The problem :: Extract every line that includes the string "SEED".

Data extract ::

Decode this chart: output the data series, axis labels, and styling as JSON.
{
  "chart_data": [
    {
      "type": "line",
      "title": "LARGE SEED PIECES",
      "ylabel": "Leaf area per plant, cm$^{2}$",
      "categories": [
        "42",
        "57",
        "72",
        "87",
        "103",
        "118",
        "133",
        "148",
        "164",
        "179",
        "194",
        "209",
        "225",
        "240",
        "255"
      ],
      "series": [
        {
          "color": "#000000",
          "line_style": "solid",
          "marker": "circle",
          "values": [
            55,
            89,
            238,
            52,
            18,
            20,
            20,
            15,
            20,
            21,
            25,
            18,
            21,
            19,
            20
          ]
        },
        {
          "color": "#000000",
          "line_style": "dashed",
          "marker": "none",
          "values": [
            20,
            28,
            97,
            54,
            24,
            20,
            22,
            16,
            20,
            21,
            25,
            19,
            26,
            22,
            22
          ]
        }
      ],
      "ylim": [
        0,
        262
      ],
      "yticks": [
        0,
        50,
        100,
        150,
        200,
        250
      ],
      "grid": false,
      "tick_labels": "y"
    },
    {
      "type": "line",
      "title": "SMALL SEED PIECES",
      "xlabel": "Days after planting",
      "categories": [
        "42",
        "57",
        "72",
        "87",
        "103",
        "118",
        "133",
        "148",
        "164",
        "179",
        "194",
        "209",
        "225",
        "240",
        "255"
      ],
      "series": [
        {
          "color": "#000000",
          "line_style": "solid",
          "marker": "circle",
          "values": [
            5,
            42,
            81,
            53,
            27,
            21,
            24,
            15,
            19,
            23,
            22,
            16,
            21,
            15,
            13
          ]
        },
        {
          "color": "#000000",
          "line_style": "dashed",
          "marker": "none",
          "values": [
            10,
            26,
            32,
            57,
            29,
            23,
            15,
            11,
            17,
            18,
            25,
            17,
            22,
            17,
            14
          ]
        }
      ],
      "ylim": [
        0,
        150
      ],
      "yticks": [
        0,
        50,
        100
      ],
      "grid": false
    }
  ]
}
==
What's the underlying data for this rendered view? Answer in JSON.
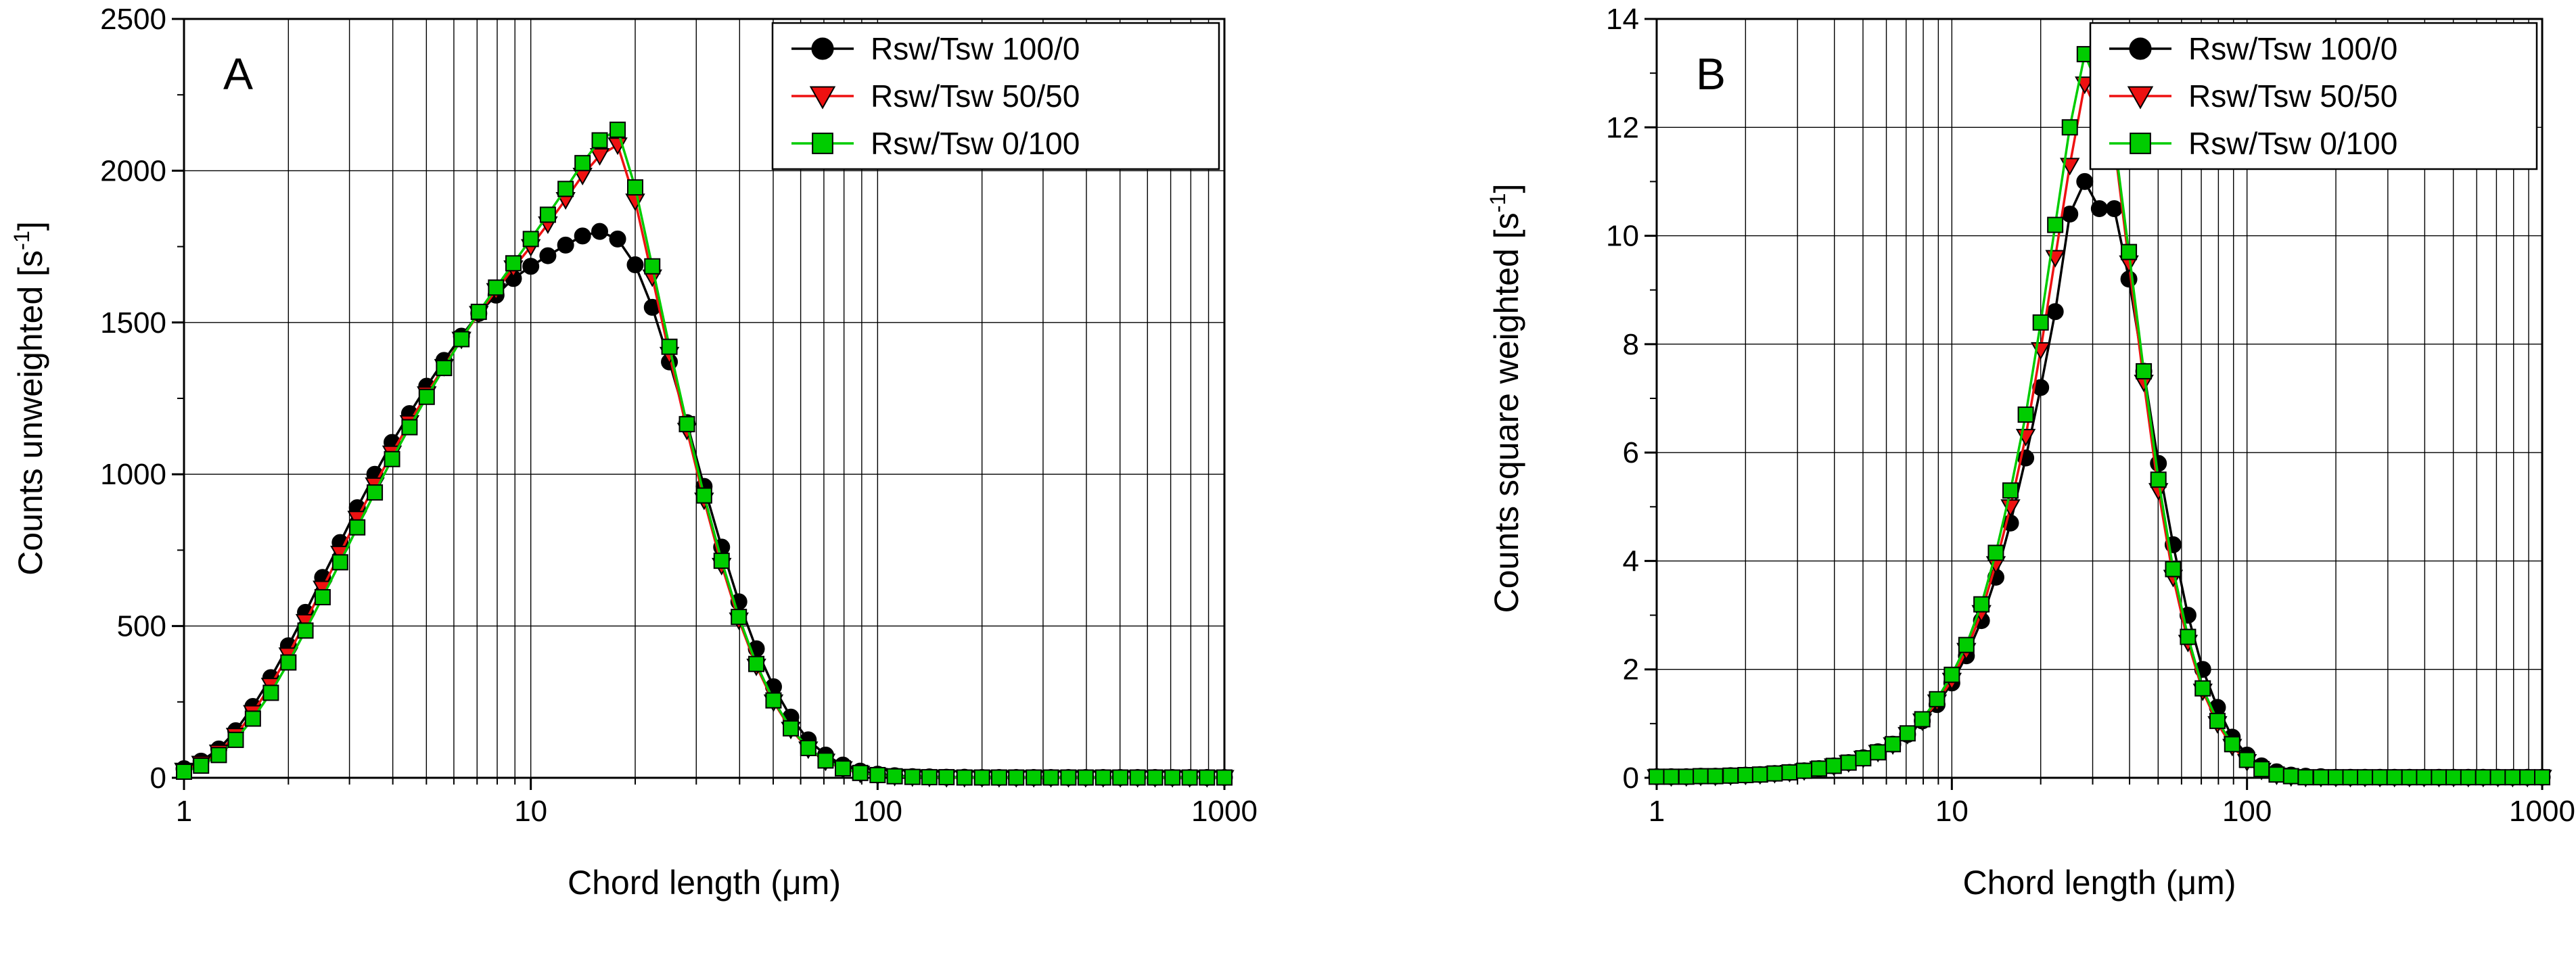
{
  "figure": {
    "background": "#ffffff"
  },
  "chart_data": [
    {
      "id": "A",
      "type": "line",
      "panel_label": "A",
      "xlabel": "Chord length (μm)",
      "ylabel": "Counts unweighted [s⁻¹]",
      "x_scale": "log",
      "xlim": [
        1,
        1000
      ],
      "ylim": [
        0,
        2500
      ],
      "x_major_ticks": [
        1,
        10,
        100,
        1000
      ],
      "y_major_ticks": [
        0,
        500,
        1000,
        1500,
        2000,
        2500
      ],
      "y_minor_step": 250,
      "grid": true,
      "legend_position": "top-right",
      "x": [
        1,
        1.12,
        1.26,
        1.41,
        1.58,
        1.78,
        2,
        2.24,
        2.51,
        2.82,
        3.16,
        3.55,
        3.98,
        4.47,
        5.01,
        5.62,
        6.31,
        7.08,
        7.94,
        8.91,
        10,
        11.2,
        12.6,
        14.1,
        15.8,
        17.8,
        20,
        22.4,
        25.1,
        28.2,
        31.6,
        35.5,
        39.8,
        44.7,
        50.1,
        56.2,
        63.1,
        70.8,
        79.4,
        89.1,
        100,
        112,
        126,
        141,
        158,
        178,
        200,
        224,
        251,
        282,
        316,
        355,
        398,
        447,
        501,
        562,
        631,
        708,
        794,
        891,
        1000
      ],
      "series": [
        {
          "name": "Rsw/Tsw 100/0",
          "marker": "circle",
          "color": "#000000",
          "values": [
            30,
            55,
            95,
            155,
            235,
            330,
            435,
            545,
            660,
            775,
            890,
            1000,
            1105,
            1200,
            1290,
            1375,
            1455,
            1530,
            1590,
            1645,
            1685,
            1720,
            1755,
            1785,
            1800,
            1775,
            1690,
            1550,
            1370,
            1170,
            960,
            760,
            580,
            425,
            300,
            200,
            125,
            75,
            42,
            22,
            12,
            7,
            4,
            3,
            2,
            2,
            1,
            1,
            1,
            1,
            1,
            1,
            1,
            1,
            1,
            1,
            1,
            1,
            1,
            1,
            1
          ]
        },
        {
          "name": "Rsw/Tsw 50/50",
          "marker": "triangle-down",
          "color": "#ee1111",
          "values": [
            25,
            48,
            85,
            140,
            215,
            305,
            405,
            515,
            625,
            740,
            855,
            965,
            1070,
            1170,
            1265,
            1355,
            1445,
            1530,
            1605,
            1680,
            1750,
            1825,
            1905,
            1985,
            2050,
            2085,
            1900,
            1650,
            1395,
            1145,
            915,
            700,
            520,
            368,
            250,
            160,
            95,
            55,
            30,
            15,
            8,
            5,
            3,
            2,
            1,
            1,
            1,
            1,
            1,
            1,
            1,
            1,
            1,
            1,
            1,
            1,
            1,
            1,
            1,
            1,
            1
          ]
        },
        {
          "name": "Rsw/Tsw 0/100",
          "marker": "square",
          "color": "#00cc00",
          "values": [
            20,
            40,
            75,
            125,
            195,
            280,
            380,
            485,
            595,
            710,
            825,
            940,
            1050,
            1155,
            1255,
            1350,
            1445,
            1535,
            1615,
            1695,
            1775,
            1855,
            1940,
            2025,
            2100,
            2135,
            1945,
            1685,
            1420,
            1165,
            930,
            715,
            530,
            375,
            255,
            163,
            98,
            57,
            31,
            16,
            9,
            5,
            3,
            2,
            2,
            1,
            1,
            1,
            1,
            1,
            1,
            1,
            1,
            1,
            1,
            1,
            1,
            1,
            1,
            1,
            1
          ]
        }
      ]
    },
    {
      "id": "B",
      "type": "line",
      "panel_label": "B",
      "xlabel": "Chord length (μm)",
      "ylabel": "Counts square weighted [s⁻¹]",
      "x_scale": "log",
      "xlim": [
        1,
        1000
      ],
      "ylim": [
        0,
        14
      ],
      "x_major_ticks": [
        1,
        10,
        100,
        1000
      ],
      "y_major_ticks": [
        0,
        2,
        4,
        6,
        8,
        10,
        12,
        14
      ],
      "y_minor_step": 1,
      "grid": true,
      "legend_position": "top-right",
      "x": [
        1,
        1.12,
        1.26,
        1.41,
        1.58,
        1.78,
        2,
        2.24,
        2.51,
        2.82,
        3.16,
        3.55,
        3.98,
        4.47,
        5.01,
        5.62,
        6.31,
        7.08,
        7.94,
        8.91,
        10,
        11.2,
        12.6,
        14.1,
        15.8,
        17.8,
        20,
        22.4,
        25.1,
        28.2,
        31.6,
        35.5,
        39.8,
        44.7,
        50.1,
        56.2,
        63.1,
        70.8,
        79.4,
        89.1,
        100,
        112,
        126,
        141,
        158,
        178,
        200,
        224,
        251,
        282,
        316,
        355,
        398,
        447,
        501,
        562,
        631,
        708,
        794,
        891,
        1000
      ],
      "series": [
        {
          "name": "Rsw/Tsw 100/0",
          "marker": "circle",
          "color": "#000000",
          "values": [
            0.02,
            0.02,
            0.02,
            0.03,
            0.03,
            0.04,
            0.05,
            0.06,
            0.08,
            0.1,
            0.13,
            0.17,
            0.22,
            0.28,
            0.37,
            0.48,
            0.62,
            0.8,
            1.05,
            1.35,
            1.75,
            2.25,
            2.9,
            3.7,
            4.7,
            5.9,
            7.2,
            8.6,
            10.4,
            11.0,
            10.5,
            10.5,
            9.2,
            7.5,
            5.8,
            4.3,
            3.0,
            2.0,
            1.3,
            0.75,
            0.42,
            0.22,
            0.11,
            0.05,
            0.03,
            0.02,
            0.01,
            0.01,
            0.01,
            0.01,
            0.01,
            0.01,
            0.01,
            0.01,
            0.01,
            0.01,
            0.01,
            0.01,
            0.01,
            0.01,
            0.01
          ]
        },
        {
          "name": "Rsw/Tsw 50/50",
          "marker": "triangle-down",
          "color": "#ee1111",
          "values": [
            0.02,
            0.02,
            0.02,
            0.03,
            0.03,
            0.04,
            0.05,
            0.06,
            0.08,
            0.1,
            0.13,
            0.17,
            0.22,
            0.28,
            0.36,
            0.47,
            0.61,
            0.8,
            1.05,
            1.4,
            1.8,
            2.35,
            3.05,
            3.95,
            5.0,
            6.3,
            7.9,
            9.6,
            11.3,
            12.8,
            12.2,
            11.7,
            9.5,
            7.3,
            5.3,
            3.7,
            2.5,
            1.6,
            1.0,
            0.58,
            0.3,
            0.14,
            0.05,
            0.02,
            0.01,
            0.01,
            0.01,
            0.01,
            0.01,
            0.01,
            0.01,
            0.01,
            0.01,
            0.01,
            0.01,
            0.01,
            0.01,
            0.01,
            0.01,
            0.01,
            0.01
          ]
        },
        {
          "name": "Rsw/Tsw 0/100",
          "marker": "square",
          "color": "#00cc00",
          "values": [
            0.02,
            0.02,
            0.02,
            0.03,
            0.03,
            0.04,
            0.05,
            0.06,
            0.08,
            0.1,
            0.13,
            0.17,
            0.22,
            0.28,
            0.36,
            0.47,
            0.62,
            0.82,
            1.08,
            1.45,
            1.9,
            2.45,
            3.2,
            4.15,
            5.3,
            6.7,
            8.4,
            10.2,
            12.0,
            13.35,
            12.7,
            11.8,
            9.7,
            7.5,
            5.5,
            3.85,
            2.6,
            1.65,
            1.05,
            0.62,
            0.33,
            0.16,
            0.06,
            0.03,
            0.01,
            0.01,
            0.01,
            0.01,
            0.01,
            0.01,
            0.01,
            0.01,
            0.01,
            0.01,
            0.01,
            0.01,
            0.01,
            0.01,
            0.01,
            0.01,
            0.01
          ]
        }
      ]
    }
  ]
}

Task answer ::
      "title": "LARGE SEED PIECES",
      "title": "SMALL SEED PIECES",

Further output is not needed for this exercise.